[Start Excerpted records]

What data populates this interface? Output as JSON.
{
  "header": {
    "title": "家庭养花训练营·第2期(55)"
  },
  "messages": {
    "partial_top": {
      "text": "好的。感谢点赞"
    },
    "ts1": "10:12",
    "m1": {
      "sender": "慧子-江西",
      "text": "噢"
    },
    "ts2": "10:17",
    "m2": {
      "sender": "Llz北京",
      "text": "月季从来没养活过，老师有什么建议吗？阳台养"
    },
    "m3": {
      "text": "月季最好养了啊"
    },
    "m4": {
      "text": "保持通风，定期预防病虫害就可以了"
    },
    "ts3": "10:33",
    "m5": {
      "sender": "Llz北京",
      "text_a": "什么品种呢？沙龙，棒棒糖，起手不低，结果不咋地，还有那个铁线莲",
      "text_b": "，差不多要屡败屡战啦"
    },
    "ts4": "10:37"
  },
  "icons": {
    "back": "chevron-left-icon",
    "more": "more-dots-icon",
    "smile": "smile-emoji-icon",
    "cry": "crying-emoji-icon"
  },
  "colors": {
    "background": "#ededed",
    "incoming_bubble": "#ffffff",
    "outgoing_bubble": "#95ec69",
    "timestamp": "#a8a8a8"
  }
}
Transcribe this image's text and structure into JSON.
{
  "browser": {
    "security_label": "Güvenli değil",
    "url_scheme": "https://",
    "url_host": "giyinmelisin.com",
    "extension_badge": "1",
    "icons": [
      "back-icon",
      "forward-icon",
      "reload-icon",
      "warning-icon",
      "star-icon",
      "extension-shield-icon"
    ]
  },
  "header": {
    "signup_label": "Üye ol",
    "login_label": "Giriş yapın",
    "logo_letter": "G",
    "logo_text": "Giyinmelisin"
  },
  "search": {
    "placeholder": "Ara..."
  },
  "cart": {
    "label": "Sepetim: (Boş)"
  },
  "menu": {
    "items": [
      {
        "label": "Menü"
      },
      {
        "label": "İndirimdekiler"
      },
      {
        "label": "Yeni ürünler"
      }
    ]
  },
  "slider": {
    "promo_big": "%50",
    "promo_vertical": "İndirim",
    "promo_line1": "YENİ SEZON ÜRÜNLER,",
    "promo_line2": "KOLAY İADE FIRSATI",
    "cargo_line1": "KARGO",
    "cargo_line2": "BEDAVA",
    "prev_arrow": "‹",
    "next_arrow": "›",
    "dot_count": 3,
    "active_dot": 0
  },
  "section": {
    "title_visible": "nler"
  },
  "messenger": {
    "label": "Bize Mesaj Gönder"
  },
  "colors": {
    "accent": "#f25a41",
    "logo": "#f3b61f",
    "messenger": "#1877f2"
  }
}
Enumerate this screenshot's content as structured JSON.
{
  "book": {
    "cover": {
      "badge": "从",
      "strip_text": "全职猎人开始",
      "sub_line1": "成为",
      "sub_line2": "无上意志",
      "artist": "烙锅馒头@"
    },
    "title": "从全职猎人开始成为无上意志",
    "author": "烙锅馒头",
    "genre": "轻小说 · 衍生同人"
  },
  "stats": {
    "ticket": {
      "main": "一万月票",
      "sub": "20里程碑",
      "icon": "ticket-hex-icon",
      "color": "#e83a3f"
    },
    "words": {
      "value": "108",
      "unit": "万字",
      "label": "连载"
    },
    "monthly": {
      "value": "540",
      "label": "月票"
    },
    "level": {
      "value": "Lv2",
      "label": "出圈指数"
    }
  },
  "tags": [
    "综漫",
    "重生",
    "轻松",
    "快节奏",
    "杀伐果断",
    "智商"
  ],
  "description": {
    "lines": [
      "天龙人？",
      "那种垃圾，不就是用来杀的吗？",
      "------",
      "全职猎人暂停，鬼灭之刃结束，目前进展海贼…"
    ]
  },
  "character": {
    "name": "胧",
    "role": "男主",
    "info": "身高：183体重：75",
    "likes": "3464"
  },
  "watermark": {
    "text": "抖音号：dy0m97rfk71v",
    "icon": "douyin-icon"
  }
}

[End Excerpted records]

- Given task: Every record above needs to be repeated word for word.

- The completed task:
What data populates this interface? Output as JSON.
{
  "header": {
    "title": "家庭养花训练营·第2期(55)"
  },
  "messages": {
    "partial_top": {
      "text": "好的。感谢点赞"
    },
    "ts1": "10:12",
    "m1": {
      "sender": "慧子-江西",
      "text": "噢"
    },
    "ts2": "10:17",
    "m2": {
      "sender": "Llz北京",
      "text": "月季从来没养活过，老师有什么建议吗？阳台养"
    },
    "m3": {
      "text": "月季最好养了啊"
    },
    "m4": {
      "text": "保持通风，定期预防病虫害就可以了"
    },
    "ts3": "10:33",
    "m5": {
      "sender": "Llz北京",
      "text_a": "什么品种呢？沙龙，棒棒糖，起手不低，结果不咋地，还有那个铁线莲",
      "text_b": "，差不多要屡败屡战啦"
    },
    "ts4": "10:37"
  },
  "icons": {
    "back": "chevron-left-icon",
    "more": "more-dots-icon",
    "smile": "smile-emoji-icon",
    "cry": "crying-emoji-icon"
  },
  "colors": {
    "background": "#ededed",
    "incoming_bubble": "#ffffff",
    "outgoing_bubble": "#95ec69",
    "timestamp": "#a8a8a8"
  }
}
Transcribe this image's text and structure into JSON.
{
  "browser": {
    "security_label": "Güvenli değil",
    "url_scheme": "https://",
    "url_host": "giyinmelisin.com",
    "extension_badge": "1",
    "icons": [
      "back-icon",
      "forward-icon",
      "reload-icon",
      "warning-icon",
      "star-icon",
      "extension-shield-icon"
    ]
  },
  "header": {
    "signup_label": "Üye ol",
    "login_label": "Giriş yapın",
    "logo_letter": "G",
    "logo_text": "Giyinmelisin"
  },
  "search": {
    "placeholder": "Ara..."
  },
  "cart": {
    "label": "Sepetim: (Boş)"
  },
  "menu": {
    "items": [
      {
        "label": "Menü"
      },
      {
        "label": "İndirimdekiler"
      },
      {
        "label": "Yeni ürünler"
      }
    ]
  },
  "slider": {
    "promo_big": "%50",
    "promo_vertical": "İndirim",
    "promo_line1": "YENİ SEZON ÜRÜNLER,",
    "promo_line2": "KOLAY İADE FIRSATI",
    "cargo_line1": "KARGO",
    "cargo_line2": "BEDAVA",
    "prev_arrow": "‹",
    "next_arrow": "›",
    "dot_count": 3,
    "active_dot": 0
  },
  "section": {
    "title_visible": "nler"
  },
  "messenger": {
    "label": "Bize Mesaj Gönder"
  },
  "colors": {
    "accent": "#f25a41",
    "logo": "#f3b61f",
    "messenger": "#1877f2"
  }
}
Enumerate this screenshot's content as structured JSON.
{
  "book": {
    "cover": {
      "badge": "从",
      "strip_text": "全职猎人开始",
      "sub_line1": "成为",
      "sub_line2": "无上意志",
      "artist": "烙锅馒头@"
    },
    "title": "从全职猎人开始成为无上意志",
    "author": "烙锅馒头",
    "genre": "轻小说 · 衍生同人"
  },
  "stats": {
    "ticket": {
      "main": "一万月票",
      "sub": "20里程碑",
      "icon": "ticket-hex-icon",
      "color": "#e83a3f"
    },
    "words": {
      "value": "108",
      "unit": "万字",
      "label": "连载"
    },
    "monthly": {
      "value": "540",
      "label": "月票"
    },
    "level": {
      "value": "Lv2",
      "label": "出圈指数"
    }
  },
  "tags": [
    "综漫",
    "重生",
    "轻松",
    "快节奏",
    "杀伐果断",
    "智商"
  ],
  "description": {
    "lines": [
      "天龙人？",
      "那种垃圾，不就是用来杀的吗？",
      "------",
      "全职猎人暂停，鬼灭之刃结束，目前进展海贼…"
    ]
  },
  "character": {
    "name": "胧",
    "role": "男主",
    "info": "身高：183体重：75",
    "likes": "3464"
  },
  "watermark": {
    "text": "抖音号：dy0m97rfk71v",
    "icon": "douyin-icon"
  }
}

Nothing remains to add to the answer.